• Written request: Restate the entire listing word for word.

• Listed entries:
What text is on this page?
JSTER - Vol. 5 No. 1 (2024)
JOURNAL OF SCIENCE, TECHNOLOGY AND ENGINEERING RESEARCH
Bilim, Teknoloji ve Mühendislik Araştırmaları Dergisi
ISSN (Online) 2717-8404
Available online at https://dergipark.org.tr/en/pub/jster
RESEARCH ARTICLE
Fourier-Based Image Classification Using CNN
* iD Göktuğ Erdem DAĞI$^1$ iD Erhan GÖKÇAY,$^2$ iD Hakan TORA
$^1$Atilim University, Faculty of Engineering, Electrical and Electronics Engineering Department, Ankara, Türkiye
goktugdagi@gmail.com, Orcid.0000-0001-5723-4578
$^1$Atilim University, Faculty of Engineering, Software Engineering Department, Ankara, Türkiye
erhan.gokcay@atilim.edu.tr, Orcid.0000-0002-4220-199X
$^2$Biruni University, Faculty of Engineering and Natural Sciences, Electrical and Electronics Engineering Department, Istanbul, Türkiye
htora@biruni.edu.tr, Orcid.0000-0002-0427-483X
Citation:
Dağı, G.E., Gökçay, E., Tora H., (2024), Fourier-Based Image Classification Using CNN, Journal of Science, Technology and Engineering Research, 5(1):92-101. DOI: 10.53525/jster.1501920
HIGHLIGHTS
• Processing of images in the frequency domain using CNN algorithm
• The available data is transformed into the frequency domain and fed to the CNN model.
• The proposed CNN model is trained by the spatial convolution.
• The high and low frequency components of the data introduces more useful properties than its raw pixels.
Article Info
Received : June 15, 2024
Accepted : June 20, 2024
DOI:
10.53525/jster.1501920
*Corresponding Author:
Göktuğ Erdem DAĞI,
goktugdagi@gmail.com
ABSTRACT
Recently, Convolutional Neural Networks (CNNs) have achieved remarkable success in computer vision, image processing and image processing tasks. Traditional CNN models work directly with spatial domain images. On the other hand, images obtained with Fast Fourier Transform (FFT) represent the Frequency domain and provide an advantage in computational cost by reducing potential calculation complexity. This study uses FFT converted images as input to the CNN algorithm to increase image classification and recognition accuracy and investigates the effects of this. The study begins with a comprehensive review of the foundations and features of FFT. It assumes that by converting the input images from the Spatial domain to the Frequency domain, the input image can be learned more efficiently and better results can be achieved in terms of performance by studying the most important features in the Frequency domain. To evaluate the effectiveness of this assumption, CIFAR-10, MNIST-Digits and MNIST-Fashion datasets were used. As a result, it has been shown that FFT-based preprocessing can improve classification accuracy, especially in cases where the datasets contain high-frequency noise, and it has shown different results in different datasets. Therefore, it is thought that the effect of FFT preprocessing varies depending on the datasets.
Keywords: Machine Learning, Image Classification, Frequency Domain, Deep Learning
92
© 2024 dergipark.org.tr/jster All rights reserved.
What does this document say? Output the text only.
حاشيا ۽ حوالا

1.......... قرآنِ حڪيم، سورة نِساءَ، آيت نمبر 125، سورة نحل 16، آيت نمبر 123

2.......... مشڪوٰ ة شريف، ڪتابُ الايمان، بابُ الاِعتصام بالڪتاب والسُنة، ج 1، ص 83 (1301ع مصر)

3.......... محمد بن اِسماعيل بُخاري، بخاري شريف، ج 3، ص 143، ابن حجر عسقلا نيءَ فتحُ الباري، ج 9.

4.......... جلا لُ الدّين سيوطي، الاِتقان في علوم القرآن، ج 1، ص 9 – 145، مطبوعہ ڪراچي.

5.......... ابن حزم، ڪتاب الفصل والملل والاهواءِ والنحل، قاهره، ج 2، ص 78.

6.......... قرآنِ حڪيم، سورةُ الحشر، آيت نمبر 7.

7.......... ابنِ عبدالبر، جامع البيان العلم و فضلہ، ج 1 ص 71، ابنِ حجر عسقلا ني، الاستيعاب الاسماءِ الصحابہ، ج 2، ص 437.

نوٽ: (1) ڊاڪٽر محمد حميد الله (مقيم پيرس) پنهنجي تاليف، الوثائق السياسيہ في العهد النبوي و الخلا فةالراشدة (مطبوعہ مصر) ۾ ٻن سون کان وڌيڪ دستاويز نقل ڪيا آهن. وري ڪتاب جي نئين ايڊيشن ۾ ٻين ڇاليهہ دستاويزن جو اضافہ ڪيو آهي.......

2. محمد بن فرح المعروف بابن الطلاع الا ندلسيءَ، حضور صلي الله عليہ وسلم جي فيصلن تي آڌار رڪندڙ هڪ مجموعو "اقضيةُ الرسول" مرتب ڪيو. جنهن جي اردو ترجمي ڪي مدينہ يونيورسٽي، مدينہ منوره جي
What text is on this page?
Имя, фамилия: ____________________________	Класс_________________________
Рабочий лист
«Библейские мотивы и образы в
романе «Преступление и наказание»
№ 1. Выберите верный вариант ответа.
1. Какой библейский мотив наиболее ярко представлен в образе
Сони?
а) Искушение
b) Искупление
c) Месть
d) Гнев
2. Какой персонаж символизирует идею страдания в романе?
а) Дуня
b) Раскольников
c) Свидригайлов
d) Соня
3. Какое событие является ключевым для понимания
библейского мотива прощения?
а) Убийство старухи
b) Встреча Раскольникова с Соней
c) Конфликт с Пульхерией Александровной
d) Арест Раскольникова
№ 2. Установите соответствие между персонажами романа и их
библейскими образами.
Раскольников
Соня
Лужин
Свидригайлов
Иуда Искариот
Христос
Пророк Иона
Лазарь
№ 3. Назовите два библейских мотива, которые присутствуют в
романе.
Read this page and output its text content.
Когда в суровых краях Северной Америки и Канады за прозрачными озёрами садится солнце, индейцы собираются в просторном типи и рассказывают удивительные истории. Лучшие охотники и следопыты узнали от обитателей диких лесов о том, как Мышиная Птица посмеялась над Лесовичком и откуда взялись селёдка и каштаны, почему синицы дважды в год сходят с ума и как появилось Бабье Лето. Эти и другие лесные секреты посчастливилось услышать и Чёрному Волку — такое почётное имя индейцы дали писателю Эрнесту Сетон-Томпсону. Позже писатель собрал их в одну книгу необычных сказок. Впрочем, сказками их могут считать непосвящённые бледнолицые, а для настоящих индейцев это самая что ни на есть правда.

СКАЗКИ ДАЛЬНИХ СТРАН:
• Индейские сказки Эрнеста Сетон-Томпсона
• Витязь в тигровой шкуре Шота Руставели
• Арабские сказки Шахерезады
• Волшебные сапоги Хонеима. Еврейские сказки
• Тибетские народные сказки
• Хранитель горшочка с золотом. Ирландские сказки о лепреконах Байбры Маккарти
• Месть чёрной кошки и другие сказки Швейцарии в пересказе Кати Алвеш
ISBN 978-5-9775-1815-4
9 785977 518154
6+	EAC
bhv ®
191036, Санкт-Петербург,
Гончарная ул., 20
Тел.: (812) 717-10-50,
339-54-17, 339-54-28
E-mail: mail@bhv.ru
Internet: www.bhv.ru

• Full solution:
What text is on this page?
JSTER - Vol. 5 No. 1 (2024)
JOURNAL OF SCIENCE, TECHNOLOGY AND ENGINEERING RESEARCH
Bilim, Teknoloji ve Mühendislik Araştırmaları Dergisi
ISSN (Online) 2717-8404
Available online at https://dergipark.org.tr/en/pub/jster
RESEARCH ARTICLE
Fourier-Based Image Classification Using CNN
* iD Göktuğ Erdem DAĞI$^1$ iD Erhan GÖKÇAY,$^2$ iD Hakan TORA
$^1$Atilim University, Faculty of Engineering, Electrical and Electronics Engineering Department, Ankara, Türkiye
goktugdagi@gmail.com, Orcid.0000-0001-5723-4578
$^1$Atilim University, Faculty of Engineering, Software Engineering Department, Ankara, Türkiye
erhan.gokcay@atilim.edu.tr, Orcid.0000-0002-4220-199X
$^2$Biruni University, Faculty of Engineering and Natural Sciences, Electrical and Electronics Engineering Department, Istanbul, Türkiye
htora@biruni.edu.tr, Orcid.0000-0002-0427-483X
Citation:
Dağı, G.E., Gökçay, E., Tora H., (2024), Fourier-Based Image Classification Using CNN, Journal of Science, Technology and Engineering Research, 5(1):92-101. DOI: 10.53525/jster.1501920
HIGHLIGHTS
• Processing of images in the frequency domain using CNN algorithm
• The available data is transformed into the frequency domain and fed to the CNN model.
• The proposed CNN model is trained by the spatial convolution.
• The high and low frequency components of the data introduces more useful properties than its raw pixels.
Article Info
Received : June 15, 2024
Accepted : June 20, 2024
DOI:
10.53525/jster.1501920
*Corresponding Author:
Göktuğ Erdem DAĞI,
goktugdagi@gmail.com
ABSTRACT
Recently, Convolutional Neural Networks (CNNs) have achieved remarkable success in computer vision, image processing and image processing tasks. Traditional CNN models work directly with spatial domain images. On the other hand, images obtained with Fast Fourier Transform (FFT) represent the Frequency domain and provide an advantage in computational cost by reducing potential calculation complexity. This study uses FFT converted images as input to the CNN algorithm to increase image classification and recognition accuracy and investigates the effects of this. The study begins with a comprehensive review of the foundations and features of FFT. It assumes that by converting the input images from the Spatial domain to the Frequency domain, the input image can be learned more efficiently and better results can be achieved in terms of performance by studying the most important features in the Frequency domain. To evaluate the effectiveness of this assumption, CIFAR-10, MNIST-Digits and MNIST-Fashion datasets were used. As a result, it has been shown that FFT-based preprocessing can improve classification accuracy, especially in cases where the datasets contain high-frequency noise, and it has shown different results in different datasets. Therefore, it is thought that the effect of FFT preprocessing varies depending on the datasets.
Keywords: Machine Learning, Image Classification, Frequency Domain, Deep Learning
92
© 2024 dergipark.org.tr/jster All rights reserved.
What does this document say? Output the text only.
حاشيا ۽ حوالا

1.......... قرآنِ حڪيم، سورة نِساءَ، آيت نمبر 125، سورة نحل 16، آيت نمبر 123

2.......... مشڪوٰ ة شريف، ڪتابُ الايمان، بابُ الاِعتصام بالڪتاب والسُنة، ج 1، ص 83 (1301ع مصر)

3.......... محمد بن اِسماعيل بُخاري، بخاري شريف، ج 3، ص 143، ابن حجر عسقلا نيءَ فتحُ الباري، ج 9.

4.......... جلا لُ الدّين سيوطي، الاِتقان في علوم القرآن، ج 1، ص 9 – 145، مطبوعہ ڪراچي.

5.......... ابن حزم، ڪتاب الفصل والملل والاهواءِ والنحل، قاهره، ج 2، ص 78.

6.......... قرآنِ حڪيم، سورةُ الحشر، آيت نمبر 7.

7.......... ابنِ عبدالبر، جامع البيان العلم و فضلہ، ج 1 ص 71، ابنِ حجر عسقلا ني، الاستيعاب الاسماءِ الصحابہ، ج 2، ص 437.

نوٽ: (1) ڊاڪٽر محمد حميد الله (مقيم پيرس) پنهنجي تاليف، الوثائق السياسيہ في العهد النبوي و الخلا فةالراشدة (مطبوعہ مصر) ۾ ٻن سون کان وڌيڪ دستاويز نقل ڪيا آهن. وري ڪتاب جي نئين ايڊيشن ۾ ٻين ڇاليهہ دستاويزن جو اضافہ ڪيو آهي.......

2. محمد بن فرح المعروف بابن الطلاع الا ندلسيءَ، حضور صلي الله عليہ وسلم جي فيصلن تي آڌار رڪندڙ هڪ مجموعو "اقضيةُ الرسول" مرتب ڪيو. جنهن جي اردو ترجمي ڪي مدينہ يونيورسٽي، مدينہ منوره جي
What text is on this page?
Имя, фамилия: ____________________________	Класс_________________________
Рабочий лист
«Библейские мотивы и образы в
романе «Преступление и наказание»
№ 1. Выберите верный вариант ответа.
1. Какой библейский мотив наиболее ярко представлен в образе
Сони?
а) Искушение
b) Искупление
c) Месть
d) Гнев
2. Какой персонаж символизирует идею страдания в романе?
а) Дуня
b) Раскольников
c) Свидригайлов
d) Соня
3. Какое событие является ключевым для понимания
библейского мотива прощения?
а) Убийство старухи
b) Встреча Раскольникова с Соней
c) Конфликт с Пульхерией Александровной
d) Арест Раскольникова
№ 2. Установите соответствие между персонажами романа и их
библейскими образами.
Раскольников
Соня
Лужин
Свидригайлов
Иуда Искариот
Христос
Пророк Иона
Лазарь
№ 3. Назовите два библейских мотива, которые присутствуют в
романе.
Read this page and output its text content.
Когда в суровых краях Северной Америки и Канады за прозрачными озёрами садится солнце, индейцы собираются в просторном типи и рассказывают удивительные истории. Лучшие охотники и следопыты узнали от обитателей диких лесов о том, как Мышиная Птица посмеялась над Лесовичком и откуда взялись селёдка и каштаны, почему синицы дважды в год сходят с ума и как появилось Бабье Лето. Эти и другие лесные секреты посчастливилось услышать и Чёрному Волку — такое почётное имя индейцы дали писателю Эрнесту Сетон-Томпсону. Позже писатель собрал их в одну книгу необычных сказок. Впрочем, сказками их могут считать непосвящённые бледнолицые, а для настоящих индейцев это самая что ни на есть правда.

СКАЗКИ ДАЛЬНИХ СТРАН:
• Индейские сказки Эрнеста Сетон-Томпсона
• Витязь в тигровой шкуре Шота Руставели
• Арабские сказки Шахерезады
• Волшебные сапоги Хонеима. Еврейские сказки
• Тибетские народные сказки
• Хранитель горшочка с золотом. Ирландские сказки о лепреконах Байбры Маккарти
• Месть чёрной кошки и другие сказки Швейцарии в пересказе Кати Алвеш
ISBN 978-5-9775-1815-4
9 785977 518154
6+	EAC
bhv ®
191036, Санкт-Петербург,
Гончарная ул., 20
Тел.: (812) 717-10-50,
339-54-17, 339-54-28
E-mail: mail@bhv.ru
Internet: www.bhv.ru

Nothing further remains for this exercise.